INPUT FOR THIS TASK:

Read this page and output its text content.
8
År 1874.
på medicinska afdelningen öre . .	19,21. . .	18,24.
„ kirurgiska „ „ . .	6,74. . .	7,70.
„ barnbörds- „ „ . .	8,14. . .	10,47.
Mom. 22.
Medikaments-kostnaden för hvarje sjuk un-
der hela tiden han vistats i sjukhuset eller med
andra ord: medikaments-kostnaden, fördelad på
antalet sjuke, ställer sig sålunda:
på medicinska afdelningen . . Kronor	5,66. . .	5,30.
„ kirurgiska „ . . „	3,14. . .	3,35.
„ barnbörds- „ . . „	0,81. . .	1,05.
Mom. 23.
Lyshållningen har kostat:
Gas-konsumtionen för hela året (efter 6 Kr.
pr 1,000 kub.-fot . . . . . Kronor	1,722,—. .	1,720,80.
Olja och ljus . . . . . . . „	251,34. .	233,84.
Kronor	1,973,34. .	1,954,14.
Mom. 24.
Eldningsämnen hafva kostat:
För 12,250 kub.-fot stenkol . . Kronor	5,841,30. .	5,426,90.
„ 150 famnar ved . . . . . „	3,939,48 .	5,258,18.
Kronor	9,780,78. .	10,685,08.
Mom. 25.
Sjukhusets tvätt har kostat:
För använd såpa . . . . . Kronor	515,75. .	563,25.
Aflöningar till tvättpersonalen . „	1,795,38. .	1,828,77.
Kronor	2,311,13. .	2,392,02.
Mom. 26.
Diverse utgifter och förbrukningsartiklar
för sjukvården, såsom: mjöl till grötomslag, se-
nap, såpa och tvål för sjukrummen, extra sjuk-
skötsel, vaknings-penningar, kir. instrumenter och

PROBLEM:
Show all lines in the entries above where the string "såpa" appears.

ANSWER BELOW:
För använd såpa . . . . . Kronor	515,75. .	563,25.
nap, såpa och tvål för sjukrummen, extra sjuk-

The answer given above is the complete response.